§ Text segment:
## Start

1. Introduction
Carbon fibers (CFs) have been popularly employed as an important reinforcing material in advanced composites due to their extremely high strength, high specific modulus, heat resistance, and low weight [1]. Because of these advantages, carbon fiber-reinforced plastics (CFRPs) are widely used in the aerospace [2,3], automobile [4,5], and sports industries [6]. Thermoset matrix composites have been of significant importance to the engineering community for many years. Among the available thermoset polymers, epoxy is one of the general plastics produced and consumed in large quantities, because of its strong comprehensive performance and various applications in a wide array of fields [7,8].

## End

[Some lines]
## Start

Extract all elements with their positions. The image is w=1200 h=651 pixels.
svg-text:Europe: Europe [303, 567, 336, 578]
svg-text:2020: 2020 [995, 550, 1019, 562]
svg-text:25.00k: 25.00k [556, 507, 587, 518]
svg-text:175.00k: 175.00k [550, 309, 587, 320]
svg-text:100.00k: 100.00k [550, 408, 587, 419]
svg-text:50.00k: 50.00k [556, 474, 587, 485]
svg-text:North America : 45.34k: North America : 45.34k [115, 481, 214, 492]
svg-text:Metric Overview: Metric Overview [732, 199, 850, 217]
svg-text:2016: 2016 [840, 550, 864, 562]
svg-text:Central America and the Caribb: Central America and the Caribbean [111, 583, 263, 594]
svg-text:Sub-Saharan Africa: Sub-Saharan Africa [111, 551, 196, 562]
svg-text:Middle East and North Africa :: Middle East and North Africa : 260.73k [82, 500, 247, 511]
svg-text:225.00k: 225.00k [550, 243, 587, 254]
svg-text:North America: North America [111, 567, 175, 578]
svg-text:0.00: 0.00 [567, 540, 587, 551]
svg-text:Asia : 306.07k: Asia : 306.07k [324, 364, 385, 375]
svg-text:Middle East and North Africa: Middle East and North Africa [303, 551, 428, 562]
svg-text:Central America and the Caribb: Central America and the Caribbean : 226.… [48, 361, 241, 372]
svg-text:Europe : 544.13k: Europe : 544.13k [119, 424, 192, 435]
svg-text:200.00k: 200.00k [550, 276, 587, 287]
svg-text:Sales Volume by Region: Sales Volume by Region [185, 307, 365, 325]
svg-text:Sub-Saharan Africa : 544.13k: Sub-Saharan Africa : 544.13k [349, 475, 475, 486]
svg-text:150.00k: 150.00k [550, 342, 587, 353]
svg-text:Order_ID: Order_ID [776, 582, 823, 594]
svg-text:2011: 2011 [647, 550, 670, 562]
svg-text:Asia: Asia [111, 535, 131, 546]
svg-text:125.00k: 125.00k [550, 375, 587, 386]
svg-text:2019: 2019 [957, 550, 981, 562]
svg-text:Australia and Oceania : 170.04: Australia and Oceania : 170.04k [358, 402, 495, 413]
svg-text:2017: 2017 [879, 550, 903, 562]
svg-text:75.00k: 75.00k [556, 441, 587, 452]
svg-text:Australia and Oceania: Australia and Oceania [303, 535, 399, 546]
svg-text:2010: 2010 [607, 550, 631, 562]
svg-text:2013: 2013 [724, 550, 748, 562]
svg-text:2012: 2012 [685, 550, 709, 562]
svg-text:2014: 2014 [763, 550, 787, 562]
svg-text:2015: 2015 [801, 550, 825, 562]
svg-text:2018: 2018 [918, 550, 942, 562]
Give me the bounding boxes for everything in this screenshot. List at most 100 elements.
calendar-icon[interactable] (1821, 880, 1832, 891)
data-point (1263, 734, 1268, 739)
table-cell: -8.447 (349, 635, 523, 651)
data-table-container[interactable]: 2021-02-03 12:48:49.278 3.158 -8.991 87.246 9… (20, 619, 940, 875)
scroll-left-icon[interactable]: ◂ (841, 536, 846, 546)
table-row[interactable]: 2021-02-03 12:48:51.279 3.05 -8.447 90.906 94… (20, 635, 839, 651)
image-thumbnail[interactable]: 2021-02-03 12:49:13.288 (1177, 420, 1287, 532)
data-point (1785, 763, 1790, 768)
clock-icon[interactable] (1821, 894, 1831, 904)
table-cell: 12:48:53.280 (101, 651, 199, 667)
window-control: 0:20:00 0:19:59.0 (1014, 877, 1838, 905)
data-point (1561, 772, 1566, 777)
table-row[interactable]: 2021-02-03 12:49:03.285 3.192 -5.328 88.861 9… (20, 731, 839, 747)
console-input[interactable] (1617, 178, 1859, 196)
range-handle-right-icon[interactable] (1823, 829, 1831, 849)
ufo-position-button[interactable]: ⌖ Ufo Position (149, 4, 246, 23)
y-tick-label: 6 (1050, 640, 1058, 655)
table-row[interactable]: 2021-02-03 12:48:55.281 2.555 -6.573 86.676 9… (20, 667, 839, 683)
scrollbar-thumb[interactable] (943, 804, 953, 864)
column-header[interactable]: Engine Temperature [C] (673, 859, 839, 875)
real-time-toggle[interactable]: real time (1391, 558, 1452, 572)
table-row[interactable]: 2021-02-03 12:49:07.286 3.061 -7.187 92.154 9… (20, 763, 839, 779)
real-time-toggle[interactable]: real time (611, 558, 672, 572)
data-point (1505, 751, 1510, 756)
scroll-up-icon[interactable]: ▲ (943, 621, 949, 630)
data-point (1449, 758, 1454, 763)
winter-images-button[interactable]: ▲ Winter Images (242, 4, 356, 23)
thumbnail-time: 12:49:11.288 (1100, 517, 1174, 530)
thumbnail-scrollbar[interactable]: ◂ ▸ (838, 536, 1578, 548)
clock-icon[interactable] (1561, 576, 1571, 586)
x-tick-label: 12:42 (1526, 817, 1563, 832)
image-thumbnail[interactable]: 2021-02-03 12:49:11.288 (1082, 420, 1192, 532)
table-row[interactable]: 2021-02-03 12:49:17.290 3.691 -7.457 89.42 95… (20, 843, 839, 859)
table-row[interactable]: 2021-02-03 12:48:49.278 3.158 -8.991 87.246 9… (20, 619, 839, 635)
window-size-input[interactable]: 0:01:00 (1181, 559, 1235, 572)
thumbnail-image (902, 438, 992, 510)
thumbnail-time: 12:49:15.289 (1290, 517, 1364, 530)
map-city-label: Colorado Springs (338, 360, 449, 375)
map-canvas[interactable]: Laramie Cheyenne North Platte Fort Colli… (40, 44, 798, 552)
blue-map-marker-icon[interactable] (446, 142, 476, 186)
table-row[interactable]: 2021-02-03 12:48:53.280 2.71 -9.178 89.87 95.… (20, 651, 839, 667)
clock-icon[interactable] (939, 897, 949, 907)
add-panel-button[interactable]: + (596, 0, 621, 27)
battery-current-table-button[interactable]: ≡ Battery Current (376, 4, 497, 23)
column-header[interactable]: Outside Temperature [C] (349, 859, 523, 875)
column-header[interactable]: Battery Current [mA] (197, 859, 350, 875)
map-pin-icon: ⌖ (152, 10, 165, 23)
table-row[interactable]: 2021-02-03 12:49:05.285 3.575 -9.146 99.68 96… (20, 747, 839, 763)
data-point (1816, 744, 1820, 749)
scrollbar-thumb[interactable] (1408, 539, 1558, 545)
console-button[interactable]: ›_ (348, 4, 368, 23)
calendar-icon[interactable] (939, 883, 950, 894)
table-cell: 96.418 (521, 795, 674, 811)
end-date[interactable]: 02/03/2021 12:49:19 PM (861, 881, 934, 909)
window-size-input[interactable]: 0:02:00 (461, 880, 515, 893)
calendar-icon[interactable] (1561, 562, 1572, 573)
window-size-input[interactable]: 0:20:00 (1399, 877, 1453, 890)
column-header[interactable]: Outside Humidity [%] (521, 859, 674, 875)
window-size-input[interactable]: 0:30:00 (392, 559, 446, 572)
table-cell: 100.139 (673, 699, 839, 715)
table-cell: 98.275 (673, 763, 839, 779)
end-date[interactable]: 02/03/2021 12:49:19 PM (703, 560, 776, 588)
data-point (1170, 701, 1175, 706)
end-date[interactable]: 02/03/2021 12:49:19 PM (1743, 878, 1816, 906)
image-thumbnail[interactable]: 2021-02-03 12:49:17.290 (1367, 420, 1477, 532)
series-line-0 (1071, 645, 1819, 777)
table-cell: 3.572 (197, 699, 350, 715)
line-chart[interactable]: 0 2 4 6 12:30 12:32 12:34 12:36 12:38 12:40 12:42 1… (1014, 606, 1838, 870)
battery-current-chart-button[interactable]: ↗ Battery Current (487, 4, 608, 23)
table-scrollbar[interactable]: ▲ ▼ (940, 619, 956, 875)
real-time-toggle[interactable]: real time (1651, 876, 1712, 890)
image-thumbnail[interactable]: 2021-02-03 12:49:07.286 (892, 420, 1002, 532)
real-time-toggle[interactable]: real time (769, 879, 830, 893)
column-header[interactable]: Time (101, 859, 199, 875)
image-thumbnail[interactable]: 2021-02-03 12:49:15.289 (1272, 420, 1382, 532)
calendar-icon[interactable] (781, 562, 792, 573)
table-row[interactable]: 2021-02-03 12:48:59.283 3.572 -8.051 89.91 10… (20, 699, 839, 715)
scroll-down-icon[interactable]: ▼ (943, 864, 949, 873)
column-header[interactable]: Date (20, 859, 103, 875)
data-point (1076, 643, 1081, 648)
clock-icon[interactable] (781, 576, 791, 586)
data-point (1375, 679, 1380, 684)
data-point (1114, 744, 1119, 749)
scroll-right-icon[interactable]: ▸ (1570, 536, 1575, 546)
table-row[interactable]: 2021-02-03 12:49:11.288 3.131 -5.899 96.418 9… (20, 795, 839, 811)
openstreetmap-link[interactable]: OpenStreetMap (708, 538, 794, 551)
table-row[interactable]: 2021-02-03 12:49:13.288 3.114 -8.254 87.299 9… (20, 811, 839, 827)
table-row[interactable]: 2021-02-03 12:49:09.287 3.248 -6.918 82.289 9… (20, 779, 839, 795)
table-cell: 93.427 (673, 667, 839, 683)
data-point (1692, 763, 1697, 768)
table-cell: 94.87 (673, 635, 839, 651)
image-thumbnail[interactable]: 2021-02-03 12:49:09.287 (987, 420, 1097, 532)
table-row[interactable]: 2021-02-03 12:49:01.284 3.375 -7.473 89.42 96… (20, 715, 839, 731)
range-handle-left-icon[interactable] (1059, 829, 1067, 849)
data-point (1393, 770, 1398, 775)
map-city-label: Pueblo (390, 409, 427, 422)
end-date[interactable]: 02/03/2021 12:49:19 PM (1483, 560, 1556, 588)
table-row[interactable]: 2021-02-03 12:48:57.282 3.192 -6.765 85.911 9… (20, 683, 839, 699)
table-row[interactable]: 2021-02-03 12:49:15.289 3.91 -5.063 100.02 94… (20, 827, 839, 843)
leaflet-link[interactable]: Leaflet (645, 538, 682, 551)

## End

§ The problem: Condense the paragraph of the carbon fiber introduction above that begins "Carbon fibers (CFs) have been popularly employed" into a short bulleted list that keeps its main facts.

§ Solution to the problem:
- Carbon fibers are an important reinforcing material in advanced composites because of their very high strength, high specific modulus, heat resistance, and low weight.
- Carbon fiber-reinforced plastics are therefore widely used in the aerospace, automobile, and sports industries.
- Thermoset matrix composites have mattered greatly to engineering for many years.
- Epoxy, a thermoset polymer, is produced and consumed in large quantities because of its strong overall performance and wide range of applications.